Find each line containing the string "требуемой". Copy it.

__________________________________________________

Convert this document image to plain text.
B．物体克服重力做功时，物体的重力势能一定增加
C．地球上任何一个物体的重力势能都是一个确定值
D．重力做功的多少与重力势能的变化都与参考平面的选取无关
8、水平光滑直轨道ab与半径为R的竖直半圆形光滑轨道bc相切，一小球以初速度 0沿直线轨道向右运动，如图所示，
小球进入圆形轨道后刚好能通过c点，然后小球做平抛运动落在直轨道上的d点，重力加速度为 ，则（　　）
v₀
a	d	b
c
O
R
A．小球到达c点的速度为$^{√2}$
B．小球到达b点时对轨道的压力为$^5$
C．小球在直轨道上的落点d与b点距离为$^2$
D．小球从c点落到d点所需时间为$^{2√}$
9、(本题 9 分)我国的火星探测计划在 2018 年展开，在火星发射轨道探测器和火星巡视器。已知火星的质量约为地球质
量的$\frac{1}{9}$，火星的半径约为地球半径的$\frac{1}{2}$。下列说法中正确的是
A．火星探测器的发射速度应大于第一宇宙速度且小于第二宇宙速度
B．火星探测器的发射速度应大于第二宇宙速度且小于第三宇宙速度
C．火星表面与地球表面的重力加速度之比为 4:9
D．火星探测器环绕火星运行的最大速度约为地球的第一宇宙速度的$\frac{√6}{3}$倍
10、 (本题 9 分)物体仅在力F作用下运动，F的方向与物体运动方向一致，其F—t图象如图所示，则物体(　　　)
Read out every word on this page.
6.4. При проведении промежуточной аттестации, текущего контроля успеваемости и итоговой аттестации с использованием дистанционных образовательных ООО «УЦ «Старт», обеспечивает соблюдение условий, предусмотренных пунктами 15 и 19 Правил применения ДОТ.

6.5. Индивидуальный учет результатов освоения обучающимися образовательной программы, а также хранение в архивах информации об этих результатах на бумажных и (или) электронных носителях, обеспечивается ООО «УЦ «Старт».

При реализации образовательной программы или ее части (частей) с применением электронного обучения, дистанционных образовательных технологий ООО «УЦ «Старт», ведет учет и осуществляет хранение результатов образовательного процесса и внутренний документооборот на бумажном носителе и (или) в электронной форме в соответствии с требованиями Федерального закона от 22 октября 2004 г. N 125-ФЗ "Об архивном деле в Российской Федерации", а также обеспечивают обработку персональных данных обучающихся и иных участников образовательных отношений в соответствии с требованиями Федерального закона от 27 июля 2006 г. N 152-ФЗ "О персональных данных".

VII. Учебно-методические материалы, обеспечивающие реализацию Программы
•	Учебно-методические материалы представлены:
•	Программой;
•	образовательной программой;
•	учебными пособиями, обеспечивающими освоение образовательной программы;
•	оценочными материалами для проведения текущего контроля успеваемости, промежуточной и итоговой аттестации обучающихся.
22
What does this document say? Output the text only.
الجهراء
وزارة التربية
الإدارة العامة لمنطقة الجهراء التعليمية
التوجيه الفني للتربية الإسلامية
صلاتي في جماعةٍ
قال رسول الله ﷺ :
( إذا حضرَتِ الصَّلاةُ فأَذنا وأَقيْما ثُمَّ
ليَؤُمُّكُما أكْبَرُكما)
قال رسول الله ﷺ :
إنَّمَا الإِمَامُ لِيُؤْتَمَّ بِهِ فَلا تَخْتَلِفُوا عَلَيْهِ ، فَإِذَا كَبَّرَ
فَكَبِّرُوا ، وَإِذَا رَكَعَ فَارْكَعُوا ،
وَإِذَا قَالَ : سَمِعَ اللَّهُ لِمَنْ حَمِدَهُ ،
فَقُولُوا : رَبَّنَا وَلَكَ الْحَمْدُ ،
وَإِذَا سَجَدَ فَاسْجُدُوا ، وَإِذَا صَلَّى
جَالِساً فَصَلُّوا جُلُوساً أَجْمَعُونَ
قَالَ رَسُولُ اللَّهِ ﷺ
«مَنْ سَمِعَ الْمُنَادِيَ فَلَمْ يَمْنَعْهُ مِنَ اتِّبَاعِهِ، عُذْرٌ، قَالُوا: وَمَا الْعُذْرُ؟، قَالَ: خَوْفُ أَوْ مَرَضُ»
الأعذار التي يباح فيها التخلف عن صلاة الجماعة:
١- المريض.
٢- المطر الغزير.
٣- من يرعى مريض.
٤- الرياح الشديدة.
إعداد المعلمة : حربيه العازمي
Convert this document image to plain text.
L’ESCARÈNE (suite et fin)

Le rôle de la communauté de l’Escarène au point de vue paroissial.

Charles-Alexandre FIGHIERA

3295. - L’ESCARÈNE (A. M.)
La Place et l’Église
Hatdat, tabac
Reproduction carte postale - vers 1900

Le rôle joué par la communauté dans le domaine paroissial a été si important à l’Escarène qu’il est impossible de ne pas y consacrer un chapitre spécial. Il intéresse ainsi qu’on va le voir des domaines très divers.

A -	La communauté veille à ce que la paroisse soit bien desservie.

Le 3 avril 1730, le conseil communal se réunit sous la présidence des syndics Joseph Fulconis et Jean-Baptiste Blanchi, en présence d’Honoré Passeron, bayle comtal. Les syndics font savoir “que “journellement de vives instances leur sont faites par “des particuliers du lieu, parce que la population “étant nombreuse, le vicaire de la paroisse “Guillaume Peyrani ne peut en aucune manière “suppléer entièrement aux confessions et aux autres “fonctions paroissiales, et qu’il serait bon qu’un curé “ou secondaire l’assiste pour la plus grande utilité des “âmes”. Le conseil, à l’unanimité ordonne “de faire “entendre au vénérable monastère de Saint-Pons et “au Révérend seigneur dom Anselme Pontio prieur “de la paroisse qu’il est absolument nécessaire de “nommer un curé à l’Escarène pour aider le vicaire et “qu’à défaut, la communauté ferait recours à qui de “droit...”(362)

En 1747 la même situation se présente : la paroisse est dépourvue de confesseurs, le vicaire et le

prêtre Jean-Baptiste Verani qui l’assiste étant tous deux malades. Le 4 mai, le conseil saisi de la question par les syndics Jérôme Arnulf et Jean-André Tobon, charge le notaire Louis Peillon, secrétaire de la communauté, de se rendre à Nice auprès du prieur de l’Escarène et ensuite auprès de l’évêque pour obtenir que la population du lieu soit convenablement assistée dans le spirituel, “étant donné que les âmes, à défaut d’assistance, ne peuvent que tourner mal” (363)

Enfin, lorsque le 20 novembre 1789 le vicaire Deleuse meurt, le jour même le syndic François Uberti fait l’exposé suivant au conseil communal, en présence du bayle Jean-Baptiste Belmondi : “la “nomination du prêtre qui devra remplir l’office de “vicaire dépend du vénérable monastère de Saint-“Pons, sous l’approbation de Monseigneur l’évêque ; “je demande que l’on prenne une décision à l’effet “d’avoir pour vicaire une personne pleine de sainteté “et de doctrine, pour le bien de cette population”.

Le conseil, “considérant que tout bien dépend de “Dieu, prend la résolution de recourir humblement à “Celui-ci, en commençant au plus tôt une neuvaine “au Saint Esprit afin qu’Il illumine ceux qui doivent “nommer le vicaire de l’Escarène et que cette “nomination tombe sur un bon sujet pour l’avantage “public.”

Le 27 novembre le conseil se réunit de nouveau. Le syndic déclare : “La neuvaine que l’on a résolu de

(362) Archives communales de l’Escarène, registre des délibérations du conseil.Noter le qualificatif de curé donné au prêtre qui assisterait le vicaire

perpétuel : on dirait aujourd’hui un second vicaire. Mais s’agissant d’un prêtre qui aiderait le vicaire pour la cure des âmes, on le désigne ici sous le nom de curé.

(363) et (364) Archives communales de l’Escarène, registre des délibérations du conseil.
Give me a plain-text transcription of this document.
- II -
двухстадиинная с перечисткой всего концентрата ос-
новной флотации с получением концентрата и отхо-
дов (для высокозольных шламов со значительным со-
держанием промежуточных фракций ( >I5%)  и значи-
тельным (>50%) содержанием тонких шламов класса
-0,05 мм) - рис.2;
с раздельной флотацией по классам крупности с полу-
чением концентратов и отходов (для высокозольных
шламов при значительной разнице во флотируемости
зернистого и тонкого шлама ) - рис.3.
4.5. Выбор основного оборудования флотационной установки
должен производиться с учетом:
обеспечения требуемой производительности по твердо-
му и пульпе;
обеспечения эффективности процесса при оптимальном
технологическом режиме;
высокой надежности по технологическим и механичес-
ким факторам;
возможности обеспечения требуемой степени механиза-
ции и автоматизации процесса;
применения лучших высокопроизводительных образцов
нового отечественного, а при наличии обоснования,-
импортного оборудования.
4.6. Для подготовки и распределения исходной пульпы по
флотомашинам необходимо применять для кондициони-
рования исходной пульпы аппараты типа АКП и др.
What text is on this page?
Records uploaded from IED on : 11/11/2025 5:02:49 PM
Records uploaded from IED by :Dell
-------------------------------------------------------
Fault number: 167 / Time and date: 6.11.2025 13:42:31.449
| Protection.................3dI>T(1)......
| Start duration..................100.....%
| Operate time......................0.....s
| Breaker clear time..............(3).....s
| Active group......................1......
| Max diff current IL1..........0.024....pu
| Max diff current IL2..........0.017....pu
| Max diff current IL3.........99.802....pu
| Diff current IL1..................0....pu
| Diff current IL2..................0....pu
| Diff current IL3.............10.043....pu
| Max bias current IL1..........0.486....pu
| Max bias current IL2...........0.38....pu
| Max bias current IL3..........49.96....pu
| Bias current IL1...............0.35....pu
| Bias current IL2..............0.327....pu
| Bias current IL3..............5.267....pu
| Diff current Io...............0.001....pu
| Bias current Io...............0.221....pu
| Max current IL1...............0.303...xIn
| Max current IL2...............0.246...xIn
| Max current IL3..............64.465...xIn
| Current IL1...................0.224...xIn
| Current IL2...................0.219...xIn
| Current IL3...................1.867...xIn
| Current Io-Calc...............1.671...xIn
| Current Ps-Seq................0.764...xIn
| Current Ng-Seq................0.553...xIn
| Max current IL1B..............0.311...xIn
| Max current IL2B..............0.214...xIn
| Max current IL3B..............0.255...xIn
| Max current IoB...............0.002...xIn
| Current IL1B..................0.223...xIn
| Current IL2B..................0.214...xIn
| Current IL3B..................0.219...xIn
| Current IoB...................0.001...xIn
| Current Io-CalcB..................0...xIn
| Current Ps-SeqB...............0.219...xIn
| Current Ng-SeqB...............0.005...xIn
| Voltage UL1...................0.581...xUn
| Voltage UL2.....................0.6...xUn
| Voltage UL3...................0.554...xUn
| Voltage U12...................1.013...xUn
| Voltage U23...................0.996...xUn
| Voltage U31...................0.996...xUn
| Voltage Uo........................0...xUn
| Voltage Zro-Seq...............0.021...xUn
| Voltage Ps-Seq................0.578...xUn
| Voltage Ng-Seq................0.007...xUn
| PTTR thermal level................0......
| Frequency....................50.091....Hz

__________________________________________________

- **Correct output**:
обеспечения требуемой производительности по твердо-
возможности обеспечения требуемой степени механиза-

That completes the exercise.